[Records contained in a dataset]

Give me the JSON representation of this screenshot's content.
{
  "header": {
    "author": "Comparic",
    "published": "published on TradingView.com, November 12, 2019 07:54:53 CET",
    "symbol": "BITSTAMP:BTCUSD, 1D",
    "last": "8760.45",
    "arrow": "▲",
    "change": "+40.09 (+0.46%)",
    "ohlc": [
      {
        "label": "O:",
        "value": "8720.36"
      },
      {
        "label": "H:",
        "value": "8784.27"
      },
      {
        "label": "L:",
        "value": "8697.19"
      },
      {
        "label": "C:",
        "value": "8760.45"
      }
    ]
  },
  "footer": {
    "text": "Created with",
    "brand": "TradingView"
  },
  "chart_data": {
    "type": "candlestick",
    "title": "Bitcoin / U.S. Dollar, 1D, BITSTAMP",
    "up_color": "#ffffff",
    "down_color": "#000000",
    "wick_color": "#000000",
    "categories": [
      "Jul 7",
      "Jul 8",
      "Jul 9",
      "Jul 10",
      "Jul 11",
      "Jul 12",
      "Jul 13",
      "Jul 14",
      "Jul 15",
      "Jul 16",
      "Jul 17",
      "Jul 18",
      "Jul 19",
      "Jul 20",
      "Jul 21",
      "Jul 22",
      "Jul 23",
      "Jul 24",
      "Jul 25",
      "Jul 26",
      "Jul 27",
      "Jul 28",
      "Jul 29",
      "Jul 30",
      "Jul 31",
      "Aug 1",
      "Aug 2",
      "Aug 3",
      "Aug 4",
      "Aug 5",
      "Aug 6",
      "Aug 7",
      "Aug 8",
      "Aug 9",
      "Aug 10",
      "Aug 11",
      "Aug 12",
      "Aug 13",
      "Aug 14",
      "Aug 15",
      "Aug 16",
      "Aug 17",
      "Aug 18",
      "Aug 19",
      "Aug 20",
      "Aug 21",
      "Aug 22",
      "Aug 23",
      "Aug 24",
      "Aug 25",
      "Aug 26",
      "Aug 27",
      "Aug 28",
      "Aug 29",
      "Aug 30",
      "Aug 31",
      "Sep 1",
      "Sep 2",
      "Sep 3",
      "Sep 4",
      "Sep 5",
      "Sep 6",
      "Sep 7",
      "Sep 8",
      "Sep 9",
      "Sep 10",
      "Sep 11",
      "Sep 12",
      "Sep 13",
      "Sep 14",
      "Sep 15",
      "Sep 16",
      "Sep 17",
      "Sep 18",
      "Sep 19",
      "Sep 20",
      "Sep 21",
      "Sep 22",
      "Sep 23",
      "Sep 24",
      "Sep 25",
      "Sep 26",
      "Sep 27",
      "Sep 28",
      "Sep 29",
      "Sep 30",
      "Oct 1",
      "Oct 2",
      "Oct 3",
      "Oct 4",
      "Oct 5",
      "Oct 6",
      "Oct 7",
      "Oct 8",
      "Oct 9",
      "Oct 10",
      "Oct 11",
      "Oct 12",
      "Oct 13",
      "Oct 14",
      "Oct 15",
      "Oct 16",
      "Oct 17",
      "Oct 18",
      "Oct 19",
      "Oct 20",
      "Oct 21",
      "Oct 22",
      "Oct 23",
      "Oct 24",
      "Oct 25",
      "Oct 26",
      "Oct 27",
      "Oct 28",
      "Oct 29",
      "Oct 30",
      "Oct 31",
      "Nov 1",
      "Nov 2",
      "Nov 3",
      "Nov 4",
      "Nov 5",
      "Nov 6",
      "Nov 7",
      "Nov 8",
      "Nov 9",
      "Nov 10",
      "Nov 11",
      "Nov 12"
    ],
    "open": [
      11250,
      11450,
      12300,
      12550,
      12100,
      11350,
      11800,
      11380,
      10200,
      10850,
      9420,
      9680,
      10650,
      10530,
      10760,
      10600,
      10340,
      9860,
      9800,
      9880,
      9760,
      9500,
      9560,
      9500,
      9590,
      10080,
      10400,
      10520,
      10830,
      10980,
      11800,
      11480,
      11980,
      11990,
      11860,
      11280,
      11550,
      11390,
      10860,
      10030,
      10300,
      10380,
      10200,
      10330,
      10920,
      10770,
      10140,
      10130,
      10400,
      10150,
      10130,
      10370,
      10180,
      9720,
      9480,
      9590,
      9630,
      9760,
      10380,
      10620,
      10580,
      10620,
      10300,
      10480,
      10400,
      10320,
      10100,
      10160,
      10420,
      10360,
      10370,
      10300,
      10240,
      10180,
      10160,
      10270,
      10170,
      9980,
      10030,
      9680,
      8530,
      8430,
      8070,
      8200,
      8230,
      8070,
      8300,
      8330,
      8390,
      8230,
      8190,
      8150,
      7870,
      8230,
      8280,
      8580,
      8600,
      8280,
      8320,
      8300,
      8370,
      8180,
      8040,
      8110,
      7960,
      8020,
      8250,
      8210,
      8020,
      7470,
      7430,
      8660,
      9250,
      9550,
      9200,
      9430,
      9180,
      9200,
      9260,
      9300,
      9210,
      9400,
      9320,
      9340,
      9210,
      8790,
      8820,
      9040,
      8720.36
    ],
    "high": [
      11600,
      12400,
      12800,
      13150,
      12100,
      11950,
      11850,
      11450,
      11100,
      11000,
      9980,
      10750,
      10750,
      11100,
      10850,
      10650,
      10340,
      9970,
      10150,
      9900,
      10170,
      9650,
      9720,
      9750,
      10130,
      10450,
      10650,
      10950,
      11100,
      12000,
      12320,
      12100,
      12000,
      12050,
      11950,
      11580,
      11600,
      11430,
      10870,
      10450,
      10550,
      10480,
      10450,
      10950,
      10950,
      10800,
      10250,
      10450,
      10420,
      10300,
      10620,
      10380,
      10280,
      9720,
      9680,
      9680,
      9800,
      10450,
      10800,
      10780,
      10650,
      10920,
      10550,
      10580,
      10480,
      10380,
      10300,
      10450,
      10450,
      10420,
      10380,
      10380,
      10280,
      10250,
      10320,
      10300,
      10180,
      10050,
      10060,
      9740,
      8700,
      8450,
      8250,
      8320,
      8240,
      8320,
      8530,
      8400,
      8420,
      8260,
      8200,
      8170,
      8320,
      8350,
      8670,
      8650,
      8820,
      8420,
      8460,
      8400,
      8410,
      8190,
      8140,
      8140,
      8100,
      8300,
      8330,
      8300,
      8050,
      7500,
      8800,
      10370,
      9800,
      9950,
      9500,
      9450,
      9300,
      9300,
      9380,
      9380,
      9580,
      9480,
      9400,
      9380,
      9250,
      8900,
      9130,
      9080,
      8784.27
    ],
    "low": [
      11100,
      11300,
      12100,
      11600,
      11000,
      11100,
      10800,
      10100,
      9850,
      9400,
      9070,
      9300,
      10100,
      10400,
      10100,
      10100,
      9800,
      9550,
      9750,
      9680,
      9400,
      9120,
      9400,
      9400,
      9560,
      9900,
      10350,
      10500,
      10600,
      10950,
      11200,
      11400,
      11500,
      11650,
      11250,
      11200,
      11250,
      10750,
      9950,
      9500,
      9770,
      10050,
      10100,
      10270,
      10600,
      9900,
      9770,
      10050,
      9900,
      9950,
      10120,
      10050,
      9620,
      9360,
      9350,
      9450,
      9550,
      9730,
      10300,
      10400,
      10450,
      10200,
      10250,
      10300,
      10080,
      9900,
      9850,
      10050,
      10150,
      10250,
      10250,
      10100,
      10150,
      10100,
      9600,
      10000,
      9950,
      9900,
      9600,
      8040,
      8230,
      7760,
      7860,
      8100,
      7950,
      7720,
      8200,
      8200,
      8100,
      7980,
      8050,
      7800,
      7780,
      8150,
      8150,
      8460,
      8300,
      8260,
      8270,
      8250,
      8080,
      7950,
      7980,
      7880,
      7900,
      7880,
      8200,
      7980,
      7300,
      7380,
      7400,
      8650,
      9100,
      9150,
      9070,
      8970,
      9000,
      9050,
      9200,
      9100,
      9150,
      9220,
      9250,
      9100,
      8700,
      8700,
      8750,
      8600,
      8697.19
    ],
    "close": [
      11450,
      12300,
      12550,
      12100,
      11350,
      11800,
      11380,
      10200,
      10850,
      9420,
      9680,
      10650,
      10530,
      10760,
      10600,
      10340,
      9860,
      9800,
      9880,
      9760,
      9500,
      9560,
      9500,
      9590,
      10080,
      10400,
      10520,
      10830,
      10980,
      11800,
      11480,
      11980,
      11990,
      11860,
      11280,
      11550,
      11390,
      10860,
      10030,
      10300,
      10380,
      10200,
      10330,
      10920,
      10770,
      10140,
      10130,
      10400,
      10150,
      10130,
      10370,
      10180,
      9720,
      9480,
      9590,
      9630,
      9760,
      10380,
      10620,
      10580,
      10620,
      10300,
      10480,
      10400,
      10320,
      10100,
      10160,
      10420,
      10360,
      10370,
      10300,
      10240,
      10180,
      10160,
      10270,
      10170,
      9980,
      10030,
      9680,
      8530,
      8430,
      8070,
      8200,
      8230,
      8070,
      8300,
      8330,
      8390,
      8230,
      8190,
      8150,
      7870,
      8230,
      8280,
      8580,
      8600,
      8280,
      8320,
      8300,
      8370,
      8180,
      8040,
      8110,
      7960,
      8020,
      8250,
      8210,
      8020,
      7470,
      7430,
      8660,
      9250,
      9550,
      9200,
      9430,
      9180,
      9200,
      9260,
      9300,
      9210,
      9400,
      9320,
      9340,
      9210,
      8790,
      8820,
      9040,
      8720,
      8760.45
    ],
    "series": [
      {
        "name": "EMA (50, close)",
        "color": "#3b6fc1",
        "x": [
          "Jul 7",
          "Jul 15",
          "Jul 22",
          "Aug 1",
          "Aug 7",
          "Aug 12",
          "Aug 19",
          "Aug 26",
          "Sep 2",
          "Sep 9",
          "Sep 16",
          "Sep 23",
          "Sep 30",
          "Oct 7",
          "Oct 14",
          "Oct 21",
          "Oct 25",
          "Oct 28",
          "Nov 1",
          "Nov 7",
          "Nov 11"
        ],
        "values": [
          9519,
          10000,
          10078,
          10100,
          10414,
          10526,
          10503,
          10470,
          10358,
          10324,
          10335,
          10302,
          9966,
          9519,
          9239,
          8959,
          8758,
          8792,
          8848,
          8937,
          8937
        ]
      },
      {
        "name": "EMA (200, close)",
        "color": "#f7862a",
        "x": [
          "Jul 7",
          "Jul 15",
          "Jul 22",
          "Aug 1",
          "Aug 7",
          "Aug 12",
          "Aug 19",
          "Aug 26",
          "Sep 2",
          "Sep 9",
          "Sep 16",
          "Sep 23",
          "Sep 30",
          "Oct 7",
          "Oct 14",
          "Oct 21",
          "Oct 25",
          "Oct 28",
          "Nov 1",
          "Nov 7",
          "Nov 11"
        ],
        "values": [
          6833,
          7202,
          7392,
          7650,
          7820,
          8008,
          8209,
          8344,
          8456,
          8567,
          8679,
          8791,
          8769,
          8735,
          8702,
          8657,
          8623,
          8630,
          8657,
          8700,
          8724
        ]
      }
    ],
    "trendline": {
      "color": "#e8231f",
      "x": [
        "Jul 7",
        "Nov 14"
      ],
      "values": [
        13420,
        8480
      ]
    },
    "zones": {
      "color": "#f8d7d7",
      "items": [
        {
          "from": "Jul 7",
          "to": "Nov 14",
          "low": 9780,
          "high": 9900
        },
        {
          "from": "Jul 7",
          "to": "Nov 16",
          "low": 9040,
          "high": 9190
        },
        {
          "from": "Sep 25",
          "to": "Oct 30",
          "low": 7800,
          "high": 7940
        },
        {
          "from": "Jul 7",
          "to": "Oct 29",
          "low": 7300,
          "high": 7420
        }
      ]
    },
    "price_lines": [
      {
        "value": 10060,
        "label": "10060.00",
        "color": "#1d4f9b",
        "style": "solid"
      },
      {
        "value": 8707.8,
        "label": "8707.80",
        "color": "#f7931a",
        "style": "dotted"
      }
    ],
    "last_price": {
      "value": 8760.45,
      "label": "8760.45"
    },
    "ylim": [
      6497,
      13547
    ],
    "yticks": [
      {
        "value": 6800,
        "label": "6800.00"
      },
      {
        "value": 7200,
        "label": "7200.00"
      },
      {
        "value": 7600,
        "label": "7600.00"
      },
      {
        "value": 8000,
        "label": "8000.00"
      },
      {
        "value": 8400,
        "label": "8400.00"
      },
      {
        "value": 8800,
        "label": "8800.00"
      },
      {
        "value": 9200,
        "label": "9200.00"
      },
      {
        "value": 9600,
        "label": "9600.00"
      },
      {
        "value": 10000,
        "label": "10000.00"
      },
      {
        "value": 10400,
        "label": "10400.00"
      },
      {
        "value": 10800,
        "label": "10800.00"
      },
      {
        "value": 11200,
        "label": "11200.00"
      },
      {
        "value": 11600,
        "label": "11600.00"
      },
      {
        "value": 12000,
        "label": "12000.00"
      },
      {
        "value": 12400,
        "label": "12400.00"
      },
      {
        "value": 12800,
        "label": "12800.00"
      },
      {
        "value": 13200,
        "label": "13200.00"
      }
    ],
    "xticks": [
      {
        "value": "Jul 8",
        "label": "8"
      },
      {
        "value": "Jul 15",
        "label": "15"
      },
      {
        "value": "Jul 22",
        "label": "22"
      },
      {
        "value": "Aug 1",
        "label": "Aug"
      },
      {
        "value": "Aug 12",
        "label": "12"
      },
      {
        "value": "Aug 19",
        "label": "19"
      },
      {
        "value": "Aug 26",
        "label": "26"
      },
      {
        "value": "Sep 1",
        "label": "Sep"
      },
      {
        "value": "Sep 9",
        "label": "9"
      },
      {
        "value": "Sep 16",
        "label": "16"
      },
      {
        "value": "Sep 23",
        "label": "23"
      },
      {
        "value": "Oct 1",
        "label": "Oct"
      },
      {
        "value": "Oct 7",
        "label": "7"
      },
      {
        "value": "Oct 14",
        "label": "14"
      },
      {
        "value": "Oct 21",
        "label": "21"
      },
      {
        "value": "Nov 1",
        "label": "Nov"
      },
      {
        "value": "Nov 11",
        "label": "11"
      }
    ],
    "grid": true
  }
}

_What is asked_:
Counting only lines of the data above that hold "high", report the total and nothing else.

_Written response_:
5